- **Given request**
Each record that follows should be repeated exactly, minus any images.

- **Data lines**
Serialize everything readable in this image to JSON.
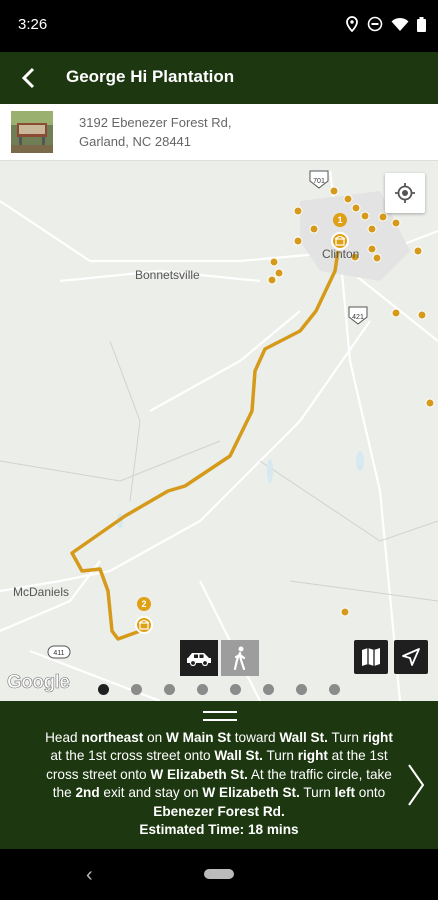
{
  "status": {
    "time": "3:26"
  },
  "header": {
    "title": "George Hi Plantation"
  },
  "address": {
    "line1": "3192 Ebenezer Forest Rd,",
    "line2": "Garland, NC 28441"
  },
  "map": {
    "labels": {
      "bonnetsville": "Bonnetsville",
      "mcdaniels": "McDaniels",
      "clinton": "Clinton",
      "hwy701": "701",
      "hwy421": "421",
      "hwy411": "411"
    },
    "markers": {
      "start": "1",
      "end": "2"
    },
    "google": "Google",
    "route_color": "#d69a1a"
  },
  "pager": {
    "count": 8,
    "active": 0
  },
  "directions": {
    "t1": "Head ",
    "b1": "northeast",
    "t2": " on ",
    "b2": "W Main St",
    "t3": " toward ",
    "b3": "Wall St.",
    "t4": " Turn ",
    "b4": "right",
    "t5": " at the 1st cross street onto ",
    "b5": "Wall St.",
    "t6": " Turn ",
    "b6": "right",
    "t7": " at the 1st cross street onto ",
    "b7": "W Elizabeth St.",
    "t8": " At the traffic circle, take the ",
    "b8": "2nd",
    "t9": " exit and stay on ",
    "b9": "W Elizabeth St.",
    "t10": " Turn ",
    "b10": "left",
    "t11": " onto ",
    "b11": "Ebenezer Forest Rd.",
    "b12": "Estimated Time: 18 mins"
  }
}
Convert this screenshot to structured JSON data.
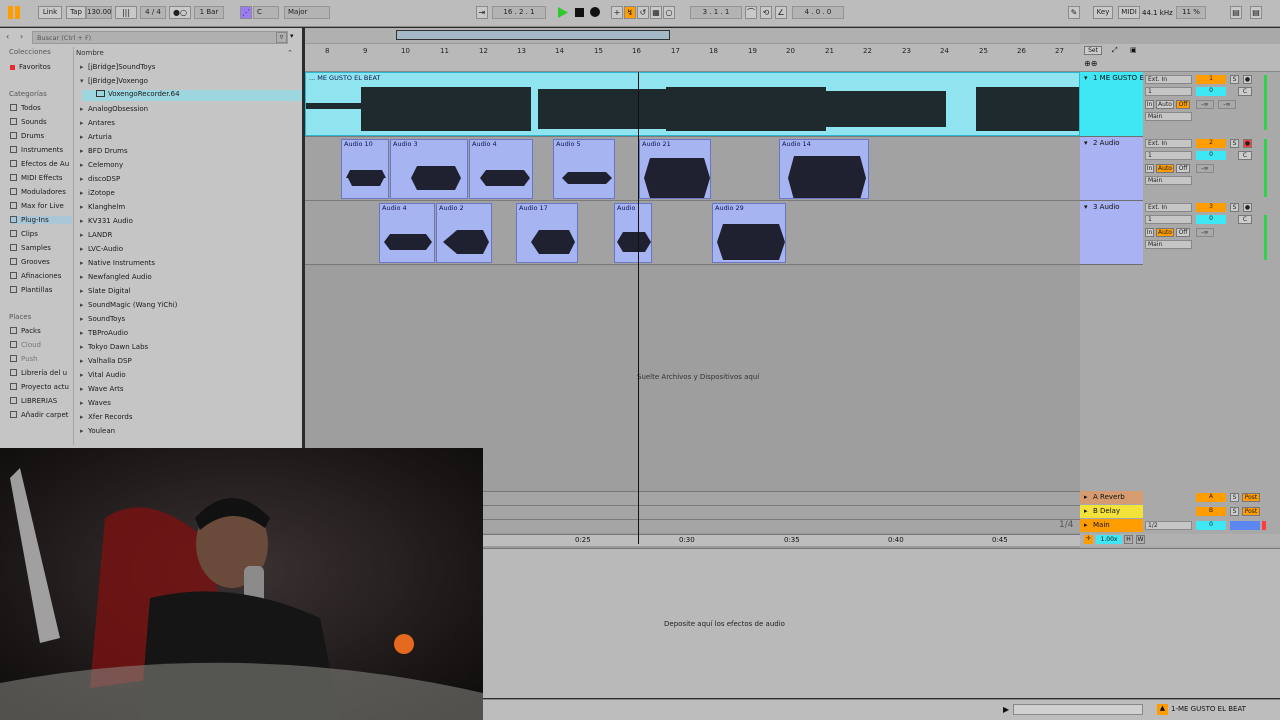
{
  "transport": {
    "link": "Link",
    "tap": "Tap",
    "tempo": "130.00",
    "signature": "4 / 4",
    "quantize": "1 Bar",
    "key": "C",
    "scale": "Major",
    "position": "16 .  2 .  1",
    "loop_start": "3 .  1 .  1",
    "loop_length": "4 .  0 .  0",
    "key_label": "Key",
    "midi_label": "MIDI",
    "sample_rate": "44.1 kHz",
    "cpu": "11 %"
  },
  "browser": {
    "search_placeholder": "Buscar (Ctrl + F)",
    "headers": {
      "collections": "Colecciones",
      "categories": "Categorías",
      "places": "Places",
      "name": "Nombre"
    },
    "collections": [
      "Favoritos"
    ],
    "categories": [
      "Todos",
      "Sounds",
      "Drums",
      "Instruments",
      "Efectos de Au",
      "MIDI Effects",
      "Moduladores",
      "Max for Live",
      "Plug-Ins",
      "Clips",
      "Samples",
      "Grooves",
      "Afinaciones",
      "Plantillas"
    ],
    "places": [
      "Packs",
      "Cloud",
      "Push",
      "Librería del u",
      "Proyecto actu",
      "LIBRERIAS",
      "Añadir carpet"
    ],
    "items": [
      "[jBridge]SoundToys",
      "[jBridge]Voxengo",
      "VoxengoRecorder.64",
      "AnalogObsession",
      "Antares",
      "Arturia",
      "BFD Drums",
      "Celemony",
      "discoDSP",
      "iZotope",
      "Klanghelm",
      "KV331 Audio",
      "LANDR",
      "LVC-Audio",
      "Native Instruments",
      "Newfangled Audio",
      "Slate Digital",
      "SoundMagic (Wang YiChi)",
      "SoundToys",
      "TBProAudio",
      "Tokyo Dawn Labs",
      "Valhalla DSP",
      "Vital Audio",
      "Wave Arts",
      "Waves",
      "Xfer Records",
      "Youlean"
    ]
  },
  "ruler": {
    "bars": [
      "8",
      "9",
      "10",
      "11",
      "12",
      "13",
      "14",
      "15",
      "16",
      "17",
      "18",
      "19",
      "20",
      "21",
      "22",
      "23",
      "24",
      "25",
      "26",
      "27"
    ],
    "set_label": "Set",
    "time_labels": [
      "0:25",
      "0:30",
      "0:35",
      "0:40",
      "0:45"
    ]
  },
  "tracks": [
    {
      "name": "1 ME GUSTO E",
      "number": "1",
      "input": "Ext. In",
      "channel": "1",
      "output": "Main",
      "volume": "0",
      "pan": "C"
    },
    {
      "name": "2 Audio",
      "number": "2",
      "input": "Ext. In",
      "channel": "1",
      "output": "Main",
      "volume": "0",
      "pan": "C"
    },
    {
      "name": "3 Audio",
      "number": "3",
      "input": "Ext. In",
      "channel": "1",
      "output": "Main",
      "volume": "0",
      "pan": "C"
    }
  ],
  "monitor": {
    "in": "In",
    "auto": "Auto",
    "off": "Off",
    "minus_inf": "-∞"
  },
  "clips": {
    "beat": "... ME GUSTO EL BEAT",
    "track2": [
      "Audio 10",
      "Audio 3",
      "Audio 4",
      "Audio 5",
      "Audio 21",
      "Audio 14"
    ],
    "track3": [
      "Audio 4",
      "Audio 2",
      "Audio 17",
      "Audio",
      "Audio 29"
    ]
  },
  "drop_hint": "Suelte Archivos y Dispositivos aquí",
  "returns": [
    {
      "name": "A Reverb",
      "letter": "A",
      "send": "S",
      "post": "Post"
    },
    {
      "name": "B Delay",
      "letter": "B",
      "send": "S",
      "post": "Post"
    }
  ],
  "main": {
    "name": "Main",
    "routing": "1/2",
    "volume": "0",
    "fraction": "1/4"
  },
  "zoom": "1.00x",
  "detail_hint": "Deposite aquí los efectos de audio",
  "bottom_track": "1-ME GUSTO EL BEAT",
  "colors": {
    "accent": "#ff9c00",
    "clip_blue": "#a7b4f2",
    "clip_cyan": "#8fe4f0",
    "play": "#2ec92e",
    "arm": "#ff3b3b"
  }
}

- **Result**
Serialize everything readable in this image to JSON.
{
  "status": {
    "time": "3:26"
  },
  "header": {
    "title": "George Hi Plantation"
  },
  "address": {
    "line1": "3192 Ebenezer Forest Rd,",
    "line2": "Garland, NC 28441"
  },
  "map": {
    "labels": {
      "bonnetsville": "Bonnetsville",
      "mcdaniels": "McDaniels",
      "clinton": "Clinton",
      "hwy701": "701",
      "hwy421": "421",
      "hwy411": "411"
    },
    "markers": {
      "start": "1",
      "end": "2"
    },
    "google": "Google",
    "route_color": "#d69a1a"
  },
  "pager": {
    "count": 8,
    "active": 0
  },
  "directions": {
    "t1": "Head ",
    "b1": "northeast",
    "t2": " on ",
    "b2": "W Main St",
    "t3": " toward ",
    "b3": "Wall St.",
    "t4": " Turn ",
    "b4": "right",
    "t5": " at the 1st cross street onto ",
    "b5": "Wall St.",
    "t6": " Turn ",
    "b6": "right",
    "t7": " at the 1st cross street onto ",
    "b7": "W Elizabeth St.",
    "t8": " At the traffic circle, take the ",
    "b8": "2nd",
    "t9": " exit and stay on ",
    "b9": "W Elizabeth St.",
    "t10": " Turn ",
    "b10": "left",
    "t11": " onto ",
    "b11": "Ebenezer Forest Rd.",
    "b12": "Estimated Time: 18 mins"
  }
}
Convert this screenshot to structured JSON data.
{
  "transport": {
    "link": "Link",
    "tap": "Tap",
    "tempo": "130.00",
    "signature": "4 / 4",
    "quantize": "1 Bar",
    "key": "C",
    "scale": "Major",
    "position": "16 .  2 .  1",
    "loop_start": "3 .  1 .  1",
    "loop_length": "4 .  0 .  0",
    "key_label": "Key",
    "midi_label": "MIDI",
    "sample_rate": "44.1 kHz",
    "cpu": "11 %"
  },
  "browser": {
    "search_placeholder": "Buscar (Ctrl + F)",
    "headers": {
      "collections": "Colecciones",
      "categories": "Categorías",
      "places": "Places",
      "name": "Nombre"
    },
    "collections": [
      "Favoritos"
    ],
    "categories": [
      "Todos",
      "Sounds",
      "Drums",
      "Instruments",
      "Efectos de Au",
      "MIDI Effects",
      "Moduladores",
      "Max for Live",
      "Plug-Ins",
      "Clips",
      "Samples",
      "Grooves",
      "Afinaciones",
      "Plantillas"
    ],
    "places": [
      "Packs",
      "Cloud",
      "Push",
      "Librería del u",
      "Proyecto actu",
      "LIBRERIAS",
      "Añadir carpet"
    ],
    "items": [
      "[jBridge]SoundToys",
      "[jBridge]Voxengo",
      "VoxengoRecorder.64",
      "AnalogObsession",
      "Antares",
      "Arturia",
      "BFD Drums",
      "Celemony",
      "discoDSP",
      "iZotope",
      "Klanghelm",
      "KV331 Audio",
      "LANDR",
      "LVC-Audio",
      "Native Instruments",
      "Newfangled Audio",
      "Slate Digital",
      "SoundMagic (Wang YiChi)",
      "SoundToys",
      "TBProAudio",
      "Tokyo Dawn Labs",
      "Valhalla DSP",
      "Vital Audio",
      "Wave Arts",
      "Waves",
      "Xfer Records",
      "Youlean"
    ]
  },
  "ruler": {
    "bars": [
      "8",
      "9",
      "10",
      "11",
      "12",
      "13",
      "14",
      "15",
      "16",
      "17",
      "18",
      "19",
      "20",
      "21",
      "22",
      "23",
      "24",
      "25",
      "26",
      "27"
    ],
    "set_label": "Set",
    "time_labels": [
      "0:25",
      "0:30",
      "0:35",
      "0:40",
      "0:45"
    ]
  },
  "tracks": [
    {
      "name": "1 ME GUSTO E",
      "number": "1",
      "input": "Ext. In",
      "channel": "1",
      "output": "Main",
      "volume": "0",
      "pan": "C"
    },
    {
      "name": "2 Audio",
      "number": "2",
      "input": "Ext. In",
      "channel": "1",
      "output": "Main",
      "volume": "0",
      "pan": "C"
    },
    {
      "name": "3 Audio",
      "number": "3",
      "input": "Ext. In",
      "channel": "1",
      "output": "Main",
      "volume": "0",
      "pan": "C"
    }
  ],
  "monitor": {
    "in": "In",
    "auto": "Auto",
    "off": "Off",
    "minus_inf": "-∞"
  },
  "clips": {
    "beat": "... ME GUSTO EL BEAT",
    "track2": [
      "Audio 10",
      "Audio 3",
      "Audio 4",
      "Audio 5",
      "Audio 21",
      "Audio 14"
    ],
    "track3": [
      "Audio 4",
      "Audio 2",
      "Audio 17",
      "Audio",
      "Audio 29"
    ]
  },
  "drop_hint": "Suelte Archivos y Dispositivos aquí",
  "returns": [
    {
      "name": "A Reverb",
      "letter": "A",
      "send": "S",
      "post": "Post"
    },
    {
      "name": "B Delay",
      "letter": "B",
      "send": "S",
      "post": "Post"
    }
  ],
  "main": {
    "name": "Main",
    "routing": "1/2",
    "volume": "0",
    "fraction": "1/4"
  },
  "zoom": "1.00x",
  "detail_hint": "Deposite aquí los efectos de audio",
  "bottom_track": "1-ME GUSTO EL BEAT",
  "colors": {
    "accent": "#ff9c00",
    "clip_blue": "#a7b4f2",
    "clip_cyan": "#8fe4f0",
    "play": "#2ec92e",
    "arm": "#ff3b3b"
  }
}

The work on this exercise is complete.